Pull each line holding "Volume" out of the entries below.
---
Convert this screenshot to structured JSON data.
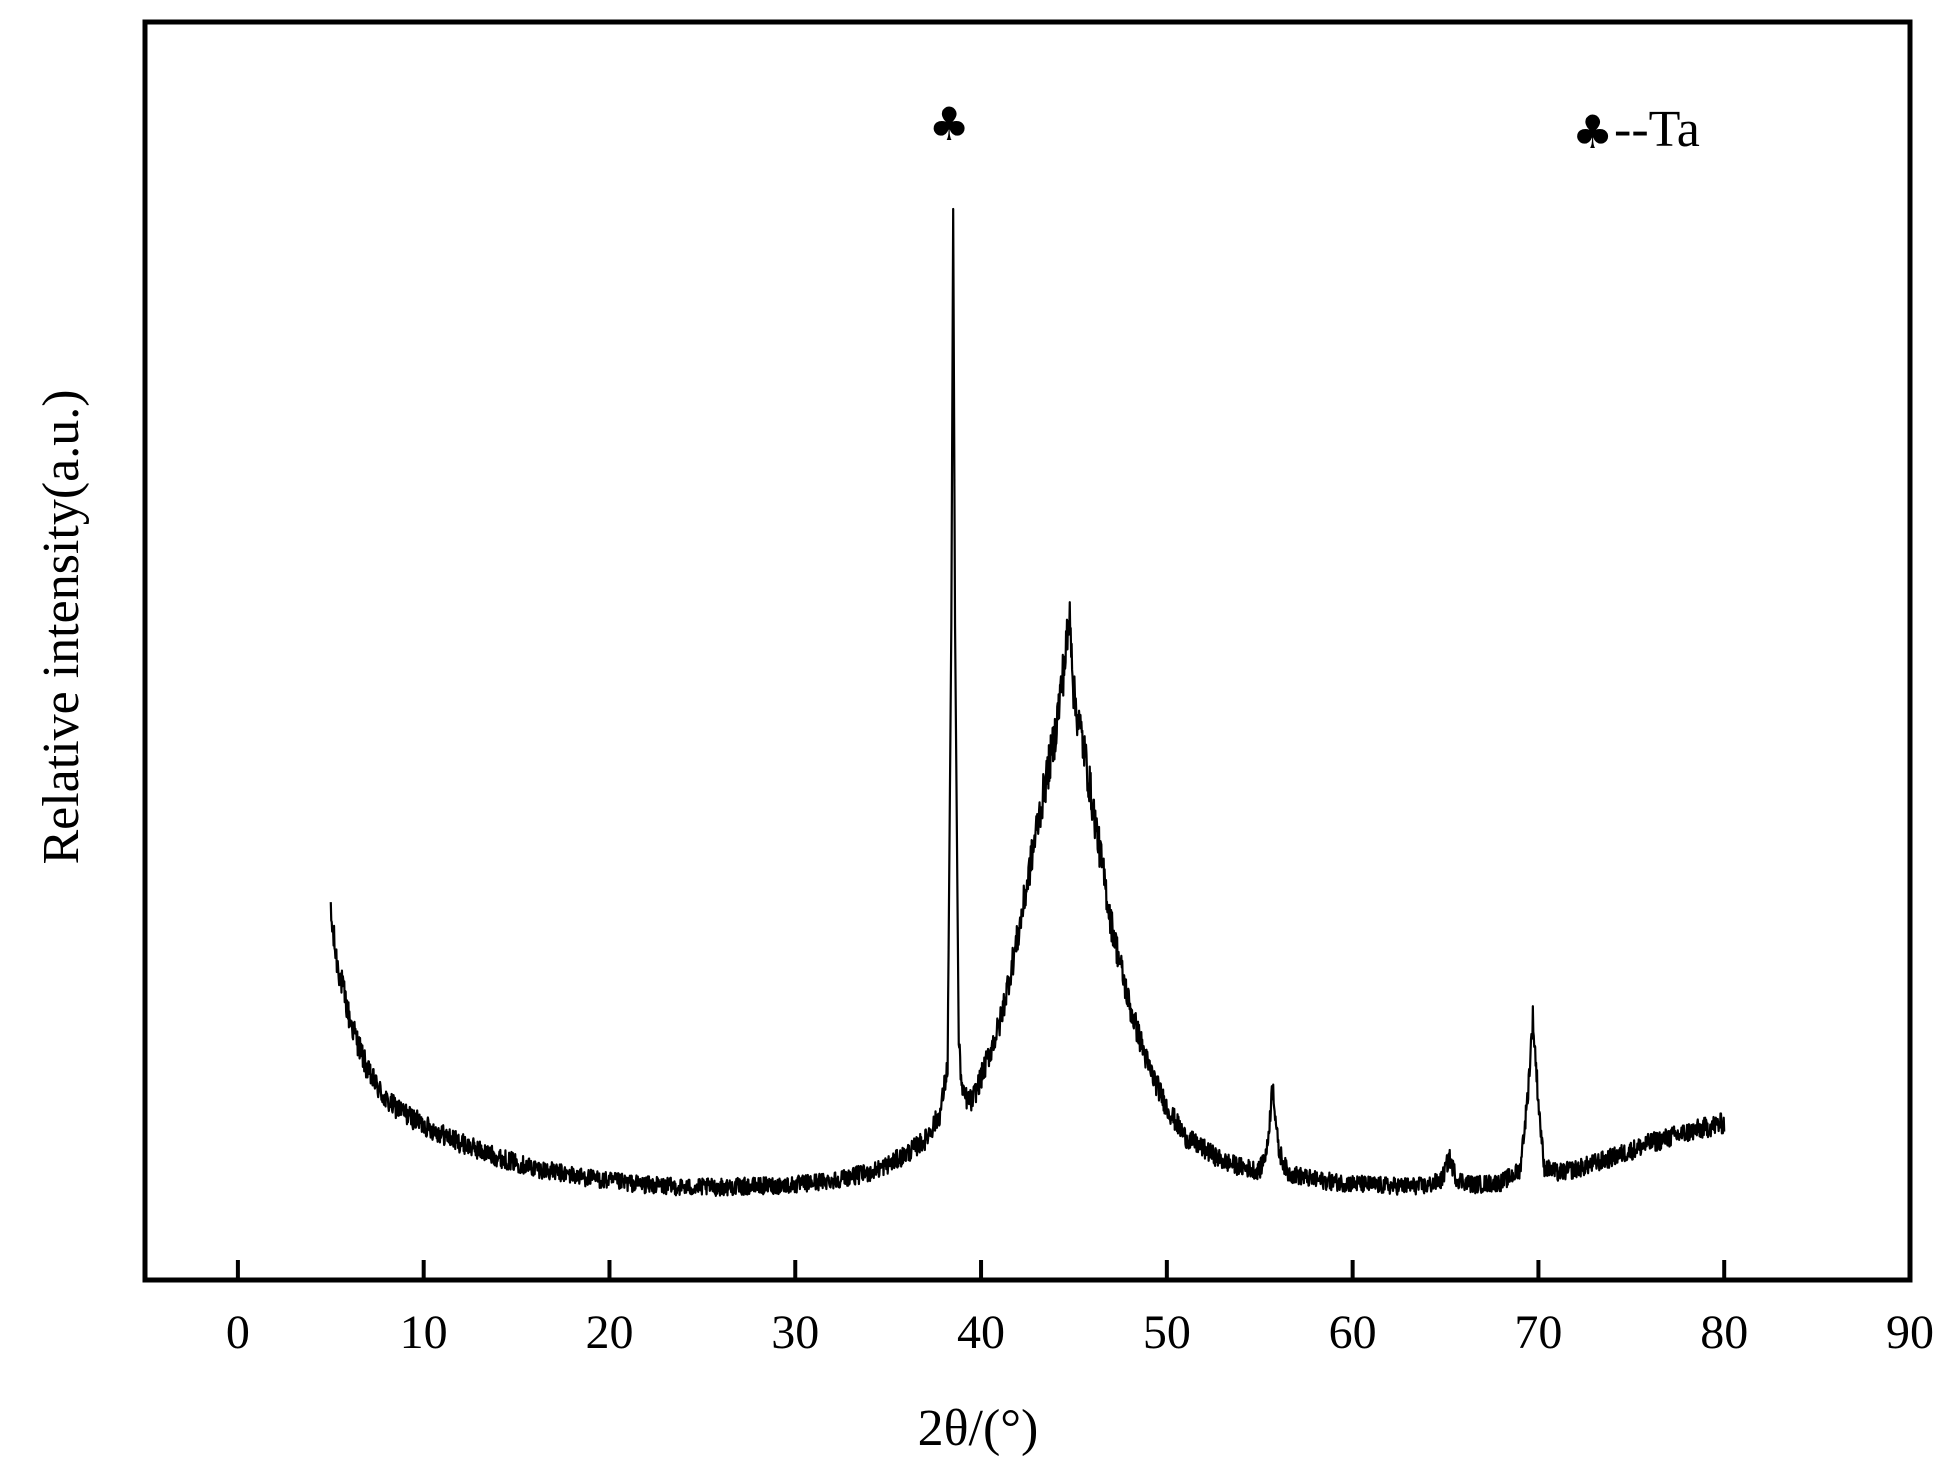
{
  "chart_data": {
    "type": "line",
    "title": "",
    "xlabel": "2θ/(°)",
    "ylabel": "Relative intensity(a.u.)",
    "xlim": [
      -5,
      90
    ],
    "ylim": [
      0,
      100
    ],
    "xticks": [
      0,
      10,
      20,
      30,
      40,
      50,
      60,
      70,
      80,
      90
    ],
    "xtick_labels": [
      "0",
      "10",
      "20",
      "30",
      "40",
      "50",
      "60",
      "70",
      "80",
      "90"
    ],
    "y_tick_labels_shown": false,
    "grid": false,
    "legend": {
      "placement": "top-right",
      "marker": "♣",
      "label": "--Ta"
    },
    "annotations": [
      {
        "x": 38.5,
        "symbol": "♣"
      }
    ],
    "series": [
      {
        "color": "#000000",
        "noisy": true,
        "points": [
          [
            5.0,
            30.5
          ],
          [
            5.3,
            27.0
          ],
          [
            6.0,
            22.0
          ],
          [
            7.0,
            17.5
          ],
          [
            8.0,
            15.0
          ],
          [
            10.0,
            13.0
          ],
          [
            12.0,
            11.5
          ],
          [
            14.0,
            10.3
          ],
          [
            16.0,
            9.4
          ],
          [
            18.0,
            8.8
          ],
          [
            20.0,
            8.3
          ],
          [
            22.0,
            8.0
          ],
          [
            24.0,
            7.8
          ],
          [
            26.0,
            7.8
          ],
          [
            28.0,
            7.9
          ],
          [
            30.0,
            8.0
          ],
          [
            32.0,
            8.4
          ],
          [
            34.0,
            9.0
          ],
          [
            35.0,
            9.7
          ],
          [
            36.0,
            10.6
          ],
          [
            37.0,
            11.8
          ],
          [
            37.8,
            14.0
          ],
          [
            38.2,
            18.0
          ],
          [
            38.4,
            55.0
          ],
          [
            38.5,
            90.0
          ],
          [
            38.6,
            55.0
          ],
          [
            38.8,
            20.0
          ],
          [
            39.0,
            15.5
          ],
          [
            39.5,
            15.0
          ],
          [
            40.0,
            17.0
          ],
          [
            41.0,
            21.5
          ],
          [
            42.0,
            29.0
          ],
          [
            43.0,
            38.0
          ],
          [
            44.0,
            46.0
          ],
          [
            44.5,
            52.0
          ],
          [
            44.8,
            56.0
          ],
          [
            45.0,
            49.0
          ],
          [
            45.5,
            45.0
          ],
          [
            46.0,
            40.0
          ],
          [
            47.0,
            30.0
          ],
          [
            48.0,
            23.0
          ],
          [
            49.0,
            18.0
          ],
          [
            50.0,
            14.5
          ],
          [
            51.0,
            12.0
          ],
          [
            52.0,
            11.0
          ],
          [
            53.0,
            10.0
          ],
          [
            54.0,
            9.5
          ],
          [
            55.0,
            9.2
          ],
          [
            55.4,
            11.0
          ],
          [
            55.7,
            16.5
          ],
          [
            56.0,
            11.0
          ],
          [
            56.5,
            9.0
          ],
          [
            58.0,
            8.4
          ],
          [
            60.0,
            8.1
          ],
          [
            62.0,
            7.9
          ],
          [
            64.0,
            7.9
          ],
          [
            64.8,
            8.4
          ],
          [
            65.2,
            10.3
          ],
          [
            65.6,
            8.5
          ],
          [
            66.5,
            8.0
          ],
          [
            68.0,
            8.2
          ],
          [
            69.0,
            9.2
          ],
          [
            69.4,
            15.0
          ],
          [
            69.7,
            22.0
          ],
          [
            70.0,
            15.0
          ],
          [
            70.3,
            9.5
          ],
          [
            71.0,
            9.0
          ],
          [
            72.0,
            9.3
          ],
          [
            74.0,
            10.3
          ],
          [
            76.0,
            11.5
          ],
          [
            78.0,
            12.4
          ],
          [
            80.0,
            13.2
          ]
        ]
      }
    ]
  }
}
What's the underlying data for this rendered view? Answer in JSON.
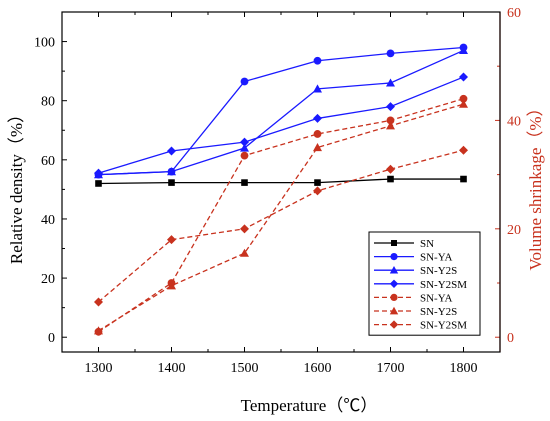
{
  "chart_data": {
    "type": "line",
    "title": "",
    "xlabel": "Temperature（℃）",
    "ylabel_left": "Relative density（%）",
    "ylabel_right": "Volume shrinkage（%）",
    "x": [
      1300,
      1400,
      1500,
      1600,
      1700,
      1800
    ],
    "xlim": [
      1250,
      1850
    ],
    "ylim_left": [
      -5,
      110
    ],
    "ylim_right": [
      -2.727,
      60
    ],
    "xticks": [
      "1300",
      "1400",
      "1500",
      "1600",
      "1700",
      "1800"
    ],
    "yticks_left": [
      "0",
      "20",
      "40",
      "60",
      "80",
      "100"
    ],
    "yticks_right": [
      "0",
      "20",
      "40",
      "60"
    ],
    "grid": false,
    "legend_position": "lower-right",
    "colors": {
      "black": "#000000",
      "blue": "#1a1aff",
      "red": "#c8321e"
    },
    "series": [
      {
        "name": "SN",
        "axis": "left",
        "color": "#000000",
        "marker": "square",
        "dashed": false,
        "values": [
          52,
          52.3,
          52.3,
          52.3,
          53.5,
          53.5
        ]
      },
      {
        "name": "SN-YA",
        "axis": "left",
        "color": "#1a1aff",
        "marker": "circle",
        "dashed": false,
        "values": [
          55,
          56,
          86.5,
          93.5,
          96,
          98
        ]
      },
      {
        "name": "SN-Y2S",
        "axis": "left",
        "color": "#1a1aff",
        "marker": "triangle",
        "dashed": false,
        "values": [
          55,
          56,
          64,
          84,
          86,
          97
        ]
      },
      {
        "name": "SN-Y2SM",
        "axis": "left",
        "color": "#1a1aff",
        "marker": "diamond",
        "dashed": false,
        "values": [
          55.5,
          63,
          66,
          74,
          78,
          88
        ]
      },
      {
        "name": "SN-YA",
        "axis": "right",
        "color": "#c8321e",
        "marker": "circle",
        "dashed": true,
        "values": [
          1,
          10,
          33.5,
          37.5,
          40,
          44
        ]
      },
      {
        "name": "SN-Y2S",
        "axis": "right",
        "color": "#c8321e",
        "marker": "triangle",
        "dashed": true,
        "values": [
          1.2,
          9.5,
          15.5,
          35,
          39,
          43
        ]
      },
      {
        "name": "SN-Y2SM",
        "axis": "right",
        "color": "#c8321e",
        "marker": "diamond",
        "dashed": true,
        "values": [
          6.5,
          18,
          20,
          27,
          31,
          34.5
        ]
      }
    ]
  }
}
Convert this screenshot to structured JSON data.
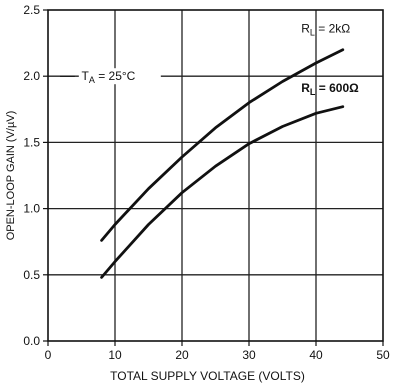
{
  "chart_data": {
    "type": "line",
    "title": "",
    "xlabel": "TOTAL SUPPLY VOLTAGE (VOLTS)",
    "ylabel": "OPEN-LOOP GAIN (V/µV)",
    "xlim": [
      0,
      50
    ],
    "ylim": [
      0.0,
      2.5
    ],
    "x_ticks": [
      0,
      10,
      20,
      30,
      40,
      50
    ],
    "x_tick_labels": [
      "0",
      "10",
      "20",
      "30",
      "40",
      "50"
    ],
    "y_ticks": [
      0.0,
      0.5,
      1.0,
      1.5,
      2.0,
      2.5
    ],
    "y_tick_labels": [
      "0.0",
      "0.5",
      "1.0",
      "1.5",
      "2.0",
      "2.5"
    ],
    "grid": true,
    "annotation": {
      "text": "T",
      "sub": "A",
      "rest": " = 25°C"
    },
    "series": [
      {
        "label_main": "R",
        "label_sub": "L",
        "label_rest": " = 2kΩ",
        "x": [
          8,
          10,
          15,
          20,
          25,
          30,
          35,
          40,
          44
        ],
        "y": [
          0.76,
          0.88,
          1.15,
          1.39,
          1.61,
          1.8,
          1.96,
          2.1,
          2.2
        ]
      },
      {
        "label_main": "R",
        "label_sub": "L",
        "label_rest": " = 600Ω",
        "x": [
          8,
          10,
          15,
          20,
          25,
          30,
          35,
          40,
          44
        ],
        "y": [
          0.48,
          0.6,
          0.88,
          1.12,
          1.32,
          1.49,
          1.62,
          1.72,
          1.77
        ]
      }
    ]
  }
}
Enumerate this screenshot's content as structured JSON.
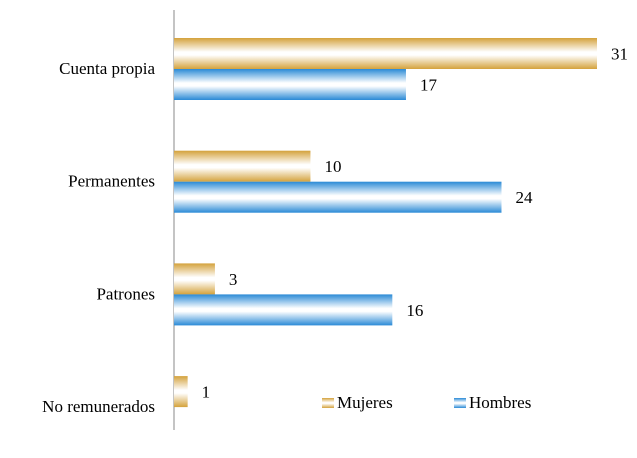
{
  "chart_data": {
    "type": "hbar",
    "categories": [
      "Cuenta propia",
      "Permanentes",
      "Patrones",
      "No remunerados"
    ],
    "series": [
      {
        "name": "Mujeres",
        "color": "#d4a23c",
        "values": [
          31,
          10,
          3,
          1
        ]
      },
      {
        "name": "Hombres",
        "color": "#2a8ad6",
        "values": [
          17,
          24,
          16,
          null
        ]
      }
    ],
    "legend": "bottom-right"
  }
}
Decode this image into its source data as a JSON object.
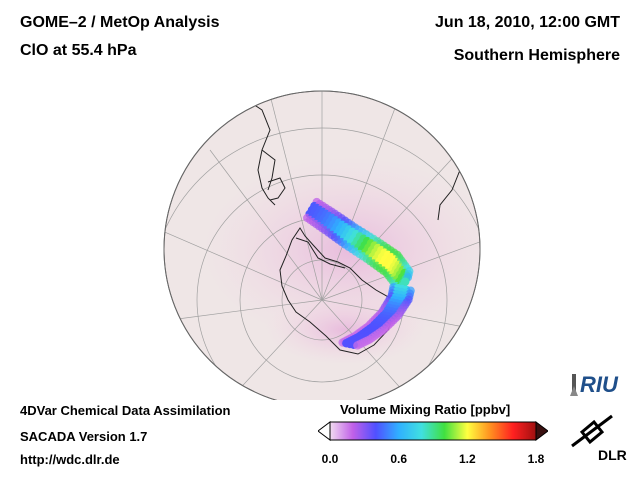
{
  "header": {
    "title_line1": "GOME–2 / MetOp Analysis",
    "title_line2": "ClO at 55.4 hPa",
    "date": "Jun 18, 2010, 12:00 GMT",
    "region": "Southern Hemisphere"
  },
  "footer": {
    "line1": "4DVar Chemical Data Assimilation",
    "line2": "SACADA Version 1.7",
    "line3": "http://wdc.dlr.de"
  },
  "colorbar": {
    "title": "Volume Mixing Ratio [ppbv]",
    "ticks": [
      {
        "label": "0.0",
        "value": 0.0
      },
      {
        "label": "0.6",
        "value": 0.6
      },
      {
        "label": "1.2",
        "value": 1.2
      },
      {
        "label": "1.8",
        "value": 1.8
      }
    ],
    "range": [
      0.0,
      1.8
    ],
    "colors": [
      "#f2dcf0",
      "#c060e8",
      "#5050ff",
      "#30b0ff",
      "#40e0e0",
      "#40e040",
      "#ffff40",
      "#ff9020",
      "#ff2020",
      "#a01010"
    ]
  },
  "logos": {
    "riu": "RIU",
    "dlr": "DLR"
  },
  "colors": {
    "globe_fill": "#efe6e6",
    "background_haze": "#f3d6e4",
    "coastline": "#222222",
    "grid": "#9a9a9a"
  }
}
---
* _RESPONSE FOR THIS EXERCISE_:
    "ylabel_right": "Volume shrinkage（%）",
    "title": "Volume Mixing Ratio [ppbv]",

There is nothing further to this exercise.